» **TASK INSTRUCTIONS**: Transcribe the material in full. Nothing should differ except that the pictures are left out.

## begin AVAILABLE DATA

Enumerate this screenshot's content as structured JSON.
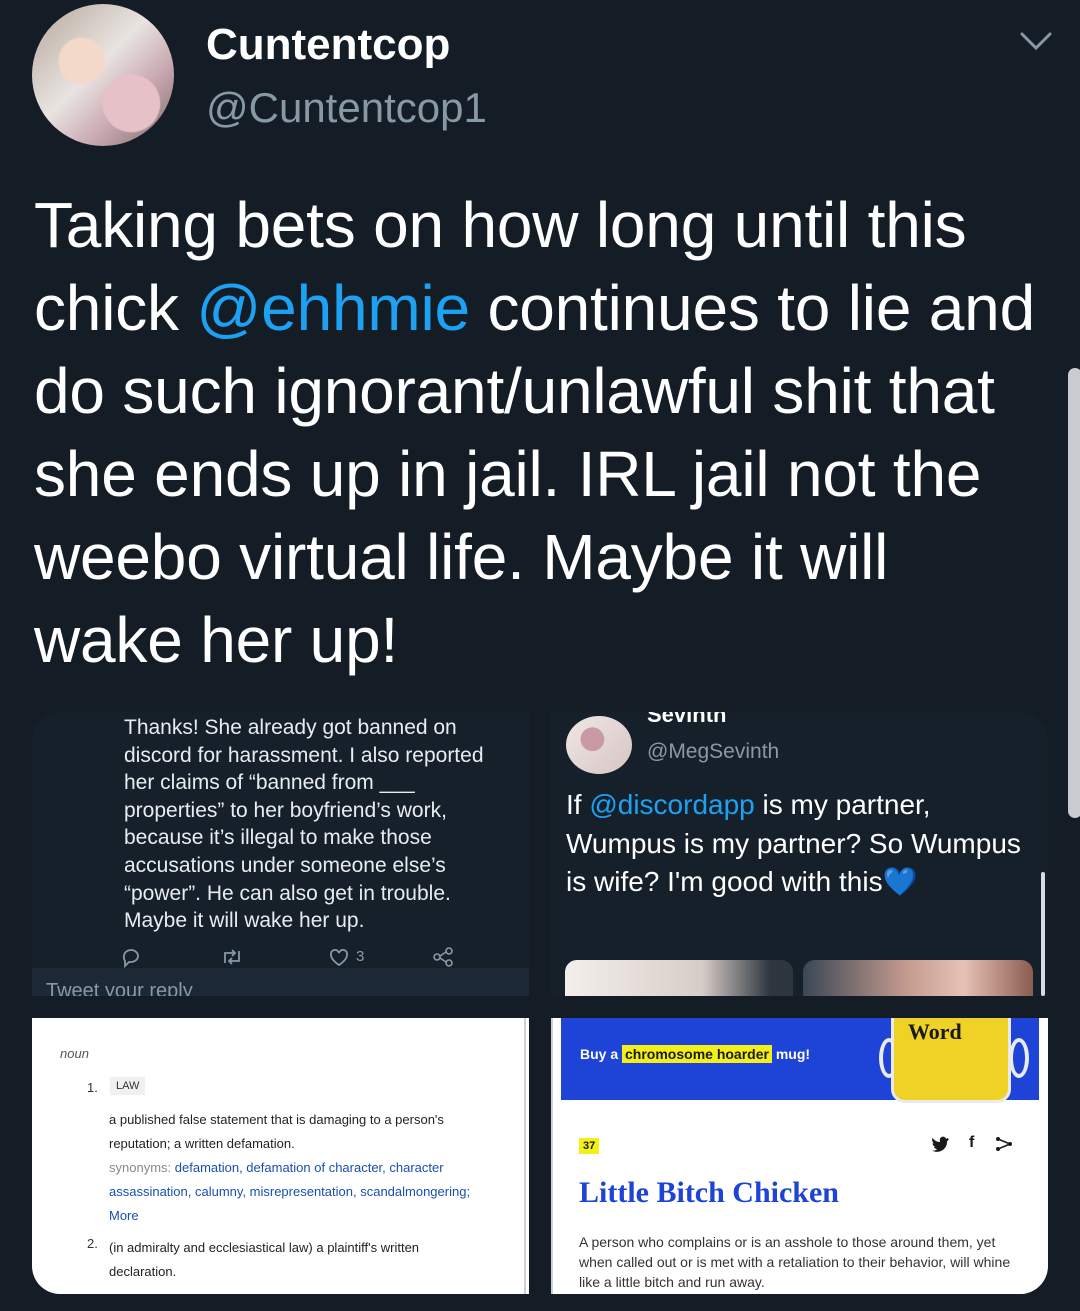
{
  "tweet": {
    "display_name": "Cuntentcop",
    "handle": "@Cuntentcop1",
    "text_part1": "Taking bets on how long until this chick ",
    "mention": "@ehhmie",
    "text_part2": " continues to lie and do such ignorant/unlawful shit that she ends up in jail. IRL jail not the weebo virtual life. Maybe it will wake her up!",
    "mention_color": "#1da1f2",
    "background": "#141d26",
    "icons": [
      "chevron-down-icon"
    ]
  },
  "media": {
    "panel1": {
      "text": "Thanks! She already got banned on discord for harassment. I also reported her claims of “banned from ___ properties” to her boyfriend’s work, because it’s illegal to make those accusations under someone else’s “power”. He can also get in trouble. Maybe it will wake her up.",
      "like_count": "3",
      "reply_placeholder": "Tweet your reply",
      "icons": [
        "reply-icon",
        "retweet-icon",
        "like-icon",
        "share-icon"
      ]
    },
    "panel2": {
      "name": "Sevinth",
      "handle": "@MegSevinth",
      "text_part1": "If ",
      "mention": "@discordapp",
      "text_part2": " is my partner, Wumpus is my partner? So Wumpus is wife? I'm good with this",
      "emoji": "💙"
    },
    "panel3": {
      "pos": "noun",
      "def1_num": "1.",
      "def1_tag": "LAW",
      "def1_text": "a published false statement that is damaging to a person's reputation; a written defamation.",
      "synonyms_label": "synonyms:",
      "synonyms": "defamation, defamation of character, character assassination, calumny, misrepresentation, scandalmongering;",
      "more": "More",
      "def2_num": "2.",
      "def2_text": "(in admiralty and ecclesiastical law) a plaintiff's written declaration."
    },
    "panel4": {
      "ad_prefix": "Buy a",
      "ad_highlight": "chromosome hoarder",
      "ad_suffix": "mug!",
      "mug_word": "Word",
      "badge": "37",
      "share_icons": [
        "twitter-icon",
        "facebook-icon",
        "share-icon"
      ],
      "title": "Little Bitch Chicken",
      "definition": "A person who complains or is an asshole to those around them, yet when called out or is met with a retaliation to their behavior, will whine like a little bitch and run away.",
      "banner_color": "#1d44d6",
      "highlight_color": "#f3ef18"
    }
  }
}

## end AVAILABLE DATA

» **EXPECTED ANSWER**:
Enumerate this screenshot's content as structured JSON.
{
  "tweet": {
    "display_name": "Cuntentcop",
    "handle": "@Cuntentcop1",
    "text_part1": "Taking bets on how long until this chick ",
    "mention": "@ehhmie",
    "text_part2": " continues to lie and do such ignorant/unlawful shit that she ends up in jail. IRL jail not the weebo virtual life. Maybe it will wake her up!",
    "mention_color": "#1da1f2",
    "background": "#141d26",
    "icons": [
      "chevron-down-icon"
    ]
  },
  "media": {
    "panel1": {
      "text": "Thanks! She already got banned on discord for harassment. I also reported her claims of “banned from ___ properties” to her boyfriend’s work, because it’s illegal to make those accusations under someone else’s “power”. He can also get in trouble. Maybe it will wake her up.",
      "like_count": "3",
      "reply_placeholder": "Tweet your reply",
      "icons": [
        "reply-icon",
        "retweet-icon",
        "like-icon",
        "share-icon"
      ]
    },
    "panel2": {
      "name": "Sevinth",
      "handle": "@MegSevinth",
      "text_part1": "If ",
      "mention": "@discordapp",
      "text_part2": " is my partner, Wumpus is my partner? So Wumpus is wife? I'm good with this",
      "emoji": "💙"
    },
    "panel3": {
      "pos": "noun",
      "def1_num": "1.",
      "def1_tag": "LAW",
      "def1_text": "a published false statement that is damaging to a person's reputation; a written defamation.",
      "synonyms_label": "synonyms:",
      "synonyms": "defamation, defamation of character, character assassination, calumny, misrepresentation, scandalmongering;",
      "more": "More",
      "def2_num": "2.",
      "def2_text": "(in admiralty and ecclesiastical law) a plaintiff's written declaration."
    },
    "panel4": {
      "ad_prefix": "Buy a",
      "ad_highlight": "chromosome hoarder",
      "ad_suffix": "mug!",
      "mug_word": "Word",
      "badge": "37",
      "share_icons": [
        "twitter-icon",
        "facebook-icon",
        "share-icon"
      ],
      "title": "Little Bitch Chicken",
      "definition": "A person who complains or is an asshole to those around them, yet when called out or is met with a retaliation to their behavior, will whine like a little bitch and run away.",
      "banner_color": "#1d44d6",
      "highlight_color": "#f3ef18"
    }
  }
}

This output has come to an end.